Exercise details:
Copy every line of the records below, character for character, with nothing changed.

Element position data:
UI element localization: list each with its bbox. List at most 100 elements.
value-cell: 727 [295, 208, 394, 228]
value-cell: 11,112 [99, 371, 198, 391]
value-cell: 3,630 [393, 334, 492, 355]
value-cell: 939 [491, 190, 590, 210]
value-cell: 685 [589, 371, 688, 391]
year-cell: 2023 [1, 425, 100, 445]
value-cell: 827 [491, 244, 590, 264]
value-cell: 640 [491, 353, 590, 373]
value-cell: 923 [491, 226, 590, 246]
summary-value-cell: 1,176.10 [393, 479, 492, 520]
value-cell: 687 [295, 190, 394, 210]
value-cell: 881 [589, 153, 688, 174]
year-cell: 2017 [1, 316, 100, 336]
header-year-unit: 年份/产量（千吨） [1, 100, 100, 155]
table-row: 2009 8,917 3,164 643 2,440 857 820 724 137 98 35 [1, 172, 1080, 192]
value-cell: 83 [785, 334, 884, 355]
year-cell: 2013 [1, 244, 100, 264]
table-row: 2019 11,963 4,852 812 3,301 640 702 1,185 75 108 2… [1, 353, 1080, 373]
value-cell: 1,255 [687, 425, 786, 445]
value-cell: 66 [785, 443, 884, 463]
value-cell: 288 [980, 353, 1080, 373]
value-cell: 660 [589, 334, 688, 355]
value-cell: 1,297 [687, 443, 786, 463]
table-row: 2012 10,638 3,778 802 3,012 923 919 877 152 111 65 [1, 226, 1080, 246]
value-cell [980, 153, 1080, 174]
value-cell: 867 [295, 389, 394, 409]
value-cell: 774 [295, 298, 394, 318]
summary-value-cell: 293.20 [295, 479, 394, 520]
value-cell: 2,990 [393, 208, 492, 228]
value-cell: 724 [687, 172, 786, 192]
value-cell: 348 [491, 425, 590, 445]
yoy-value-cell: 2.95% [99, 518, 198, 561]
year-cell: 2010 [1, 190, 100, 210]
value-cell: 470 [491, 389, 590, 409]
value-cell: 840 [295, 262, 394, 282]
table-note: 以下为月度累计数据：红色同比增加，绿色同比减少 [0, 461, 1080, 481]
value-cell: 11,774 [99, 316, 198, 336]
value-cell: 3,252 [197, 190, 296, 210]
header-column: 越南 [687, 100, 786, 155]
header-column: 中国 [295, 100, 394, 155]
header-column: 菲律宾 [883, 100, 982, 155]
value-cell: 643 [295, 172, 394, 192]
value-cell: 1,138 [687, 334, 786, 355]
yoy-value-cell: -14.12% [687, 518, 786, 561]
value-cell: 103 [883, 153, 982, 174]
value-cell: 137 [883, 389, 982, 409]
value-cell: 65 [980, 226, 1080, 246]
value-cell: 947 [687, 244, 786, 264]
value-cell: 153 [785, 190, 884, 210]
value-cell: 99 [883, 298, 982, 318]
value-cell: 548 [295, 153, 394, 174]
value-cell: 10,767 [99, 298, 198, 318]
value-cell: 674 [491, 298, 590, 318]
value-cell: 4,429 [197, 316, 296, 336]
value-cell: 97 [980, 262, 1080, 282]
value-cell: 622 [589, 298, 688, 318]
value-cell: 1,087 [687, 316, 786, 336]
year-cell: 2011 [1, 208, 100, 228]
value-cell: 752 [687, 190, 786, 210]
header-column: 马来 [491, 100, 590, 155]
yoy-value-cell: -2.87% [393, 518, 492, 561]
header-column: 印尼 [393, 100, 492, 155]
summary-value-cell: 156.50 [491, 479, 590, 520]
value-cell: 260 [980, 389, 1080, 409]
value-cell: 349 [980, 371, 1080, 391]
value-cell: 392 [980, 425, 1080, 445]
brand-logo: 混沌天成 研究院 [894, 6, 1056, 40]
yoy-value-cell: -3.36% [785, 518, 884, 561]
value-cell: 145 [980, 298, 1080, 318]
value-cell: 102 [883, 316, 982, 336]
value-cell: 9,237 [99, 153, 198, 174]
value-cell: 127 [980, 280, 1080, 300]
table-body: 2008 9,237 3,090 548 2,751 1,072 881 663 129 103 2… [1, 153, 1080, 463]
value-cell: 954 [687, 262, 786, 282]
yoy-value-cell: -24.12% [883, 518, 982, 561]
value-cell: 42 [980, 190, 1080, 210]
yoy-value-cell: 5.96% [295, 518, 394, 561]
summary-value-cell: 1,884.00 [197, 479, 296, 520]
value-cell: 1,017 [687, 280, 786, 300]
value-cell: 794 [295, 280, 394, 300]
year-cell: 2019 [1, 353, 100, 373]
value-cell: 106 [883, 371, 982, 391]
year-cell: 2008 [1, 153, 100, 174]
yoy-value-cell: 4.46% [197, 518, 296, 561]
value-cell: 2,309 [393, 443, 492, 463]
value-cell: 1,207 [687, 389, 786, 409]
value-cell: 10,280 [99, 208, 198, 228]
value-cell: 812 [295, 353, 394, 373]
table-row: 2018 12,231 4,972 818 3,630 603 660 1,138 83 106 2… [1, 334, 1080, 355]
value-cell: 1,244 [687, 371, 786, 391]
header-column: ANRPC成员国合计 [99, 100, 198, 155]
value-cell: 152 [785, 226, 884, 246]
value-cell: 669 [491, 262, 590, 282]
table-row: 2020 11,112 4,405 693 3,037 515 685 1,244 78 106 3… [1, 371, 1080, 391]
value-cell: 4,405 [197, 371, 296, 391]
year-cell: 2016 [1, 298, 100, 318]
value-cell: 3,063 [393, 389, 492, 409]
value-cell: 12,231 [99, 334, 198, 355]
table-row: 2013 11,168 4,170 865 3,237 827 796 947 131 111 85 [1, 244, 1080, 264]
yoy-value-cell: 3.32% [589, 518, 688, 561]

Answer to this exercise:
UI element localization: list each with its bbox. List at most 100 elements.
value-cell: 727 [295, 208, 394, 228]
value-cell: 11,112 [99, 371, 198, 391]
value-cell: 3,630 [393, 334, 492, 355]
value-cell: 939 [491, 190, 590, 210]
value-cell: 685 [589, 371, 688, 391]
year-cell: 2023 [1, 425, 100, 445]
value-cell: 827 [491, 244, 590, 264]
value-cell: 640 [491, 353, 590, 373]
value-cell: 923 [491, 226, 590, 246]
summary-value-cell: 1,176.10 [393, 479, 492, 520]
value-cell: 687 [295, 190, 394, 210]
value-cell: 881 [589, 153, 688, 174]
year-cell: 2017 [1, 316, 100, 336]
header-year-unit: 年份/产量（千吨） [1, 100, 100, 155]
table-row: 2009 8,917 3,164 643 2,440 857 820 724 137 98 35 [1, 172, 1080, 192]
value-cell: 83 [785, 334, 884, 355]
year-cell: 2013 [1, 244, 100, 264]
table-row: 2019 11,963 4,852 812 3,301 640 702 1,185 75 108 2… [1, 353, 1080, 373]
value-cell: 1,255 [687, 425, 786, 445]
value-cell: 66 [785, 443, 884, 463]
value-cell: 288 [980, 353, 1080, 373]
value-cell: 660 [589, 334, 688, 355]
value-cell: 1,297 [687, 443, 786, 463]
table-row: 2012 10,638 3,778 802 3,012 923 919 877 152 111 65 [1, 226, 1080, 246]
value-cell [980, 153, 1080, 174]
value-cell: 867 [295, 389, 394, 409]
value-cell: 774 [295, 298, 394, 318]
summary-value-cell: 293.20 [295, 479, 394, 520]
value-cell: 2,990 [393, 208, 492, 228]
value-cell: 724 [687, 172, 786, 192]
value-cell: 348 [491, 425, 590, 445]
yoy-value-cell: 2.95% [99, 518, 198, 561]
year-cell: 2010 [1, 190, 100, 210]
value-cell: 470 [491, 389, 590, 409]
value-cell: 840 [295, 262, 394, 282]
table-note: 以下为月度累计数据：红色同比增加，绿色同比减少 [0, 461, 1080, 481]
value-cell: 11,774 [99, 316, 198, 336]
value-cell: 3,252 [197, 190, 296, 210]
header-column: 越南 [687, 100, 786, 155]
header-column: 中国 [295, 100, 394, 155]
header-column: 菲律宾 [883, 100, 982, 155]
value-cell: 643 [295, 172, 394, 192]
value-cell: 1,138 [687, 334, 786, 355]
yoy-value-cell: -14.12% [687, 518, 786, 561]
value-cell: 103 [883, 153, 982, 174]
value-cell: 137 [883, 389, 982, 409]
value-cell: 65 [980, 226, 1080, 246]
value-cell: 947 [687, 244, 786, 264]
value-cell: 153 [785, 190, 884, 210]
value-cell: 99 [883, 298, 982, 318]
value-cell: 548 [295, 153, 394, 174]
value-cell: 10,767 [99, 298, 198, 318]
value-cell: 674 [491, 298, 590, 318]
value-cell: 4,429 [197, 316, 296, 336]
value-cell: 97 [980, 262, 1080, 282]
value-cell: 622 [589, 298, 688, 318]
value-cell: 1,087 [687, 316, 786, 336]
year-cell: 2011 [1, 208, 100, 228]
value-cell: 752 [687, 190, 786, 210]
header-column: 马来 [491, 100, 590, 155]
yoy-value-cell: -2.87% [393, 518, 492, 561]
header-column: 印尼 [393, 100, 492, 155]
summary-value-cell: 156.50 [491, 479, 590, 520]
value-cell: 260 [980, 389, 1080, 409]
value-cell: 349 [980, 371, 1080, 391]
value-cell: 392 [980, 425, 1080, 445]
brand-logo: 混沌天成 研究院 [894, 6, 1056, 40]
yoy-value-cell: -3.36% [785, 518, 884, 561]
value-cell: 145 [980, 298, 1080, 318]
value-cell: 102 [883, 316, 982, 336]
value-cell: 9,237 [99, 153, 198, 174]
value-cell: 127 [980, 280, 1080, 300]
table-body: 2008 9,237 3,090 548 2,751 1,072 881 663 129 103 2… [1, 153, 1080, 463]
value-cell: 954 [687, 262, 786, 282]
yoy-value-cell: -24.12% [883, 518, 982, 561]
value-cell: 42 [980, 190, 1080, 210]
yoy-value-cell: 5.96% [295, 518, 394, 561]
summary-value-cell: 1,884.00 [197, 479, 296, 520]
value-cell: 1,017 [687, 280, 786, 300]
value-cell: 794 [295, 280, 394, 300]
year-cell: 2019 [1, 353, 100, 373]
value-cell: 106 [883, 371, 982, 391]
year-cell: 2008 [1, 153, 100, 174]
yoy-value-cell: 4.46% [197, 518, 296, 561]
value-cell: 2,309 [393, 443, 492, 463]
value-cell: 1,207 [687, 389, 786, 409]
value-cell: 10,280 [99, 208, 198, 228]
value-cell: 812 [295, 353, 394, 373]
table-row: 2018 12,231 4,972 818 3,630 603 660 1,138 83 106 2… [1, 334, 1080, 355]
value-cell: 1,244 [687, 371, 786, 391]
header-column: ANRPC成员国合计 [99, 100, 198, 155]
value-cell: 152 [785, 226, 884, 246]
value-cell: 669 [491, 262, 590, 282]
table-row: 2020 11,112 4,405 693 3,037 515 685 1,244 78 106 3… [1, 371, 1080, 391]
value-cell: 4,405 [197, 371, 296, 391]
year-cell: 2016 [1, 298, 100, 318]
value-cell: 3,063 [393, 389, 492, 409]
value-cell: 12,231 [99, 334, 198, 355]
table-row: 2013 11,168 4,170 865 3,237 827 796 947 131 111 85 [1, 244, 1080, 264]
yoy-value-cell: 3.32% [589, 518, 688, 561]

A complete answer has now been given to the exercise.